WHAT NEEDS TO BE DONE: Filter out everything except lines holding "Irrigation".

* Start *

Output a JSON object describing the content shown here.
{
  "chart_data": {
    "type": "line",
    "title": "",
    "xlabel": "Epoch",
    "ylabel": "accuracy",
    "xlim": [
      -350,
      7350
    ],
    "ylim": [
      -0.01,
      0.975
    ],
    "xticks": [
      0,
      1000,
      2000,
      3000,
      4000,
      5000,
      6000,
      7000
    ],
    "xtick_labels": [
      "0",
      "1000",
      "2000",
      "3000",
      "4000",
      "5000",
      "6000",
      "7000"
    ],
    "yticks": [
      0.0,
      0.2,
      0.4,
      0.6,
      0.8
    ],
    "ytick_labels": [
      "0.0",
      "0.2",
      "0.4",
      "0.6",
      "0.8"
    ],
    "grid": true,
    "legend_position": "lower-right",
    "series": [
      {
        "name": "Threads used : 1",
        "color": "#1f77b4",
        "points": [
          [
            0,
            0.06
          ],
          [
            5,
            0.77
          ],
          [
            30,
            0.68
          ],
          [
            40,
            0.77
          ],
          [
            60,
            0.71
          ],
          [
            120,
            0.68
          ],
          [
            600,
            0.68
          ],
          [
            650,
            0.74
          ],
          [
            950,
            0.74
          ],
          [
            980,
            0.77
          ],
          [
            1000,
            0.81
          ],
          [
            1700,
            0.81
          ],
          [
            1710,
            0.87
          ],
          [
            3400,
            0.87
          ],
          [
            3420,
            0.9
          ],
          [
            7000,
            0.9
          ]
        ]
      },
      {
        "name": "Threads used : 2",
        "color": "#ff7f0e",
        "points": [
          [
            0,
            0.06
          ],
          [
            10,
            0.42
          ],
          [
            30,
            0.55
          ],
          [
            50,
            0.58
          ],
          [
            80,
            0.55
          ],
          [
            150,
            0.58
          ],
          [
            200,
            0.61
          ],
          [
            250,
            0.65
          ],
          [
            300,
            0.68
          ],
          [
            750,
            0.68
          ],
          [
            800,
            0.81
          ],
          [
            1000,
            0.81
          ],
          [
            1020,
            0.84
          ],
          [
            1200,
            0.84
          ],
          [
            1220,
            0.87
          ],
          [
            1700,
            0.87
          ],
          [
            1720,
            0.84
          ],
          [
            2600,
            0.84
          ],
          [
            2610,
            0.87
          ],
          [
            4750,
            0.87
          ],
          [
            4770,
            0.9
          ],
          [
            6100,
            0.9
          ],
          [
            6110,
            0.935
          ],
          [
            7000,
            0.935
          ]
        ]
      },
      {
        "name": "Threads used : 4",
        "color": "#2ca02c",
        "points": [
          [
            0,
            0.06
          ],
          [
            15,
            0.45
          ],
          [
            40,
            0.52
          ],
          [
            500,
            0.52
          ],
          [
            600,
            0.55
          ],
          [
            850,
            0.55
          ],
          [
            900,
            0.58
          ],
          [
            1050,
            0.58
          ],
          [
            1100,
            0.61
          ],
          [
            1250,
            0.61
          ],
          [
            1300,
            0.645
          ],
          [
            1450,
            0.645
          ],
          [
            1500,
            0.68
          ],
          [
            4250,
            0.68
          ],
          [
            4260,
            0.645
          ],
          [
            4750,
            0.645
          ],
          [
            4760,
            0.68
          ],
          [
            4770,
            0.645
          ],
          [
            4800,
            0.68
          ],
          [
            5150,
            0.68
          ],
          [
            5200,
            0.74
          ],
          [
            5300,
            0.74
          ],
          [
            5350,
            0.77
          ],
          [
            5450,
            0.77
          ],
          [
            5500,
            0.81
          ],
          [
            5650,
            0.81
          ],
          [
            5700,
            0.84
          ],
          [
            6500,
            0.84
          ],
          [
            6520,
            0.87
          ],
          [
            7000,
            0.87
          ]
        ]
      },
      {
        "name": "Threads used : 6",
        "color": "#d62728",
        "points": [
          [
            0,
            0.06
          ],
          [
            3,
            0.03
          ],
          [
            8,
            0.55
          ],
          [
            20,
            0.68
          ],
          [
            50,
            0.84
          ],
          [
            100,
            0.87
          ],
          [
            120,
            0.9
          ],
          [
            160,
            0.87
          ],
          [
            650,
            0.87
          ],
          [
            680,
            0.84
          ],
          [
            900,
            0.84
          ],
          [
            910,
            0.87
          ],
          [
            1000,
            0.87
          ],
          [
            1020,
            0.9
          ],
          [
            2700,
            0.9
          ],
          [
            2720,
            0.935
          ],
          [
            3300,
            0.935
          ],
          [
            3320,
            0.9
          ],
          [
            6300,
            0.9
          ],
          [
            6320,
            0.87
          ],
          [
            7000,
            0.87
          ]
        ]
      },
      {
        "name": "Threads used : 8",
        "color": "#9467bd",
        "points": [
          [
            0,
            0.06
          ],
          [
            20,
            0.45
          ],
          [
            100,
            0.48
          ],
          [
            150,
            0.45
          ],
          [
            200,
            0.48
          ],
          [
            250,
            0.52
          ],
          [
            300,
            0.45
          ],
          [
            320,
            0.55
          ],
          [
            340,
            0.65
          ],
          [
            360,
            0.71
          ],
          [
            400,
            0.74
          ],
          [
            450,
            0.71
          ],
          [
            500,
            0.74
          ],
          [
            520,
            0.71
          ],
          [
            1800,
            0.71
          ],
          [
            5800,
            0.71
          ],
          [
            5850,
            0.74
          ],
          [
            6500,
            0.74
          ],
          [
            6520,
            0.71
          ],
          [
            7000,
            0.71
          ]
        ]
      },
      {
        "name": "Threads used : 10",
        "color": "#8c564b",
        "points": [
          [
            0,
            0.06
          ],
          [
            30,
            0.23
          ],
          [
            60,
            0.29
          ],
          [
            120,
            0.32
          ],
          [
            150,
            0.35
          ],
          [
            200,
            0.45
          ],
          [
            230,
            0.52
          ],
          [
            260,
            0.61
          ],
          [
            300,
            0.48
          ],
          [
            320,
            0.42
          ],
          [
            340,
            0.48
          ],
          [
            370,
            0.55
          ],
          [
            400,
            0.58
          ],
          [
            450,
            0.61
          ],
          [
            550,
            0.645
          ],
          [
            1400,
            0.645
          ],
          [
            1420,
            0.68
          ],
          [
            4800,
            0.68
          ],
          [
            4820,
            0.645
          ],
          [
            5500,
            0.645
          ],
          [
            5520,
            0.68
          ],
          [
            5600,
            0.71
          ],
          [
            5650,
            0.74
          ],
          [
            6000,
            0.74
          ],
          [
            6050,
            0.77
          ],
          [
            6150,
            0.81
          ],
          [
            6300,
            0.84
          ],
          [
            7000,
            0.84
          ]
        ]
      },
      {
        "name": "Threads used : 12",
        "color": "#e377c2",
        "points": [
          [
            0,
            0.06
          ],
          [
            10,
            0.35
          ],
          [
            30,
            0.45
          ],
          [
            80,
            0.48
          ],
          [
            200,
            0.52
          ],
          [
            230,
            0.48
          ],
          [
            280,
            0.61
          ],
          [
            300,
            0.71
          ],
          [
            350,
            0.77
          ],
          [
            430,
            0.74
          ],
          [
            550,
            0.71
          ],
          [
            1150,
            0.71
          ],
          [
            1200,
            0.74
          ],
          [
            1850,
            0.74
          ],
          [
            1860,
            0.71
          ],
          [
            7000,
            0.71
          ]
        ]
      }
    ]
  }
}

* End *
* Start *

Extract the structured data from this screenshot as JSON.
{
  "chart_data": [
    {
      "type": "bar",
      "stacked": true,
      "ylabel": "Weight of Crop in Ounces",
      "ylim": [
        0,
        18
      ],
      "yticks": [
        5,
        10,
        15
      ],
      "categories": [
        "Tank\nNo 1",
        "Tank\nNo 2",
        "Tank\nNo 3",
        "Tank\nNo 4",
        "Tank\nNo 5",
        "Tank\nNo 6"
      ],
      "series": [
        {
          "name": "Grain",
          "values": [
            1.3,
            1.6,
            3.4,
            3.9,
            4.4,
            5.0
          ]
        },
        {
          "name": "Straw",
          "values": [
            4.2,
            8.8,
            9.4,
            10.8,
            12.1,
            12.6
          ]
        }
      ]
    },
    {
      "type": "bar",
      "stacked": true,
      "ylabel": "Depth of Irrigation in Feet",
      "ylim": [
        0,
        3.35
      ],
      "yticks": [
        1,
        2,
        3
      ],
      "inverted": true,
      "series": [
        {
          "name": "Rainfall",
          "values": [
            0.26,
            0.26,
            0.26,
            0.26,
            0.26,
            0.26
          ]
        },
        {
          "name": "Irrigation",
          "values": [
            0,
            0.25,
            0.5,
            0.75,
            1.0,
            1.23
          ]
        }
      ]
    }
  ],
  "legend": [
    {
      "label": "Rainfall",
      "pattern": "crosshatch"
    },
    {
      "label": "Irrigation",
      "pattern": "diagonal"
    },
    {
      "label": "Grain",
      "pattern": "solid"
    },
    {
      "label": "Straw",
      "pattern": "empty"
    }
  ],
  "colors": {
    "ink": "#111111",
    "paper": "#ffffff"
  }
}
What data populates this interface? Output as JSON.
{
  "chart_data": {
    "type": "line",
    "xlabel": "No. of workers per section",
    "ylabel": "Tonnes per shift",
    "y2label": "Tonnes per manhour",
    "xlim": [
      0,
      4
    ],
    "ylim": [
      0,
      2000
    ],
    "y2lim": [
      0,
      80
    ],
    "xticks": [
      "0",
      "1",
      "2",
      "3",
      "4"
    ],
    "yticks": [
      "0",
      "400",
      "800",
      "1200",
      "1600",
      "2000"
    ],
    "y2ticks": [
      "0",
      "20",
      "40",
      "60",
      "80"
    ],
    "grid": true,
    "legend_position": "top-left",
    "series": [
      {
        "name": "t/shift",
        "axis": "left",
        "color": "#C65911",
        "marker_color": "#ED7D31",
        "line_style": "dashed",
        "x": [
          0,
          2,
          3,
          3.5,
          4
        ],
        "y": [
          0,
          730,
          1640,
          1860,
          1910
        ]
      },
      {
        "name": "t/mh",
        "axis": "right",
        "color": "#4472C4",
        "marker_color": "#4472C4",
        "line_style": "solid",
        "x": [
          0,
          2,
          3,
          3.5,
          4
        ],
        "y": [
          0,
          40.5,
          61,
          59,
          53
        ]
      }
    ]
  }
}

* End *

EXPECTED OUTPUT:
      "ylabel": "Depth of Irrigation in Feet",
          "name": "Irrigation",
      "label": "Irrigation",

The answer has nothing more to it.